- **Work to be completed**
Return the whole listing exactly as it stands.

Raw records:
▬▬▬▬▬▬▬▬▬▬

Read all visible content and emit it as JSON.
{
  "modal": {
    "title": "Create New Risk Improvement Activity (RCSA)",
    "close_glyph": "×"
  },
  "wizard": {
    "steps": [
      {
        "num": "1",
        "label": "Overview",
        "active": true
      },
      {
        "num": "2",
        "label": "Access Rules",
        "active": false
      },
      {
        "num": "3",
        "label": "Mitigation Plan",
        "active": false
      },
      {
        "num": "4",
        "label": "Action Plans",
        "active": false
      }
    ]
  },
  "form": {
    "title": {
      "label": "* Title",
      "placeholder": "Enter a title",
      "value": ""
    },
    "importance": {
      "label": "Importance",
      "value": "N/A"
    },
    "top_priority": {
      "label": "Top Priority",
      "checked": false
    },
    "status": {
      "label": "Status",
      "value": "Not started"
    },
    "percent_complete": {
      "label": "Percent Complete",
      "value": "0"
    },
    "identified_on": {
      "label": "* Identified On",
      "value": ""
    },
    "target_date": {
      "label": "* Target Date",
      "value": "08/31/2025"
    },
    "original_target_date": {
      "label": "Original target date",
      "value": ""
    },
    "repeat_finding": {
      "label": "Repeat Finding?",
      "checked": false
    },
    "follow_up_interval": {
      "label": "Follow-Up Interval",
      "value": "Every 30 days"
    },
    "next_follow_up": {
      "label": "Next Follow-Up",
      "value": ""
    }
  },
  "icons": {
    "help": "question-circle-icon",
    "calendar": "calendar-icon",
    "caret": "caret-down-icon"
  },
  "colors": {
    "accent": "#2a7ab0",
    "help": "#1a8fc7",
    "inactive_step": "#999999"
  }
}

▬▬▬▬▬▬▬▬▬▬

- **Exercise result**
Read all visible content and emit it as JSON.
{
  "modal": {
    "title": "Create New Risk Improvement Activity (RCSA)",
    "close_glyph": "×"
  },
  "wizard": {
    "steps": [
      {
        "num": "1",
        "label": "Overview",
        "active": true
      },
      {
        "num": "2",
        "label": "Access Rules",
        "active": false
      },
      {
        "num": "3",
        "label": "Mitigation Plan",
        "active": false
      },
      {
        "num": "4",
        "label": "Action Plans",
        "active": false
      }
    ]
  },
  "form": {
    "title": {
      "label": "* Title",
      "placeholder": "Enter a title",
      "value": ""
    },
    "importance": {
      "label": "Importance",
      "value": "N/A"
    },
    "top_priority": {
      "label": "Top Priority",
      "checked": false
    },
    "status": {
      "label": "Status",
      "value": "Not started"
    },
    "percent_complete": {
      "label": "Percent Complete",
      "value": "0"
    },
    "identified_on": {
      "label": "* Identified On",
      "value": ""
    },
    "target_date": {
      "label": "* Target Date",
      "value": "08/31/2025"
    },
    "original_target_date": {
      "label": "Original target date",
      "value": ""
    },
    "repeat_finding": {
      "label": "Repeat Finding?",
      "checked": false
    },
    "follow_up_interval": {
      "label": "Follow-Up Interval",
      "value": "Every 30 days"
    },
    "next_follow_up": {
      "label": "Next Follow-Up",
      "value": ""
    }
  },
  "icons": {
    "help": "question-circle-icon",
    "calendar": "calendar-icon",
    "caret": "caret-down-icon"
  },
  "colors": {
    "accent": "#2a7ab0",
    "help": "#1a8fc7",
    "inactive_step": "#999999"
  }
}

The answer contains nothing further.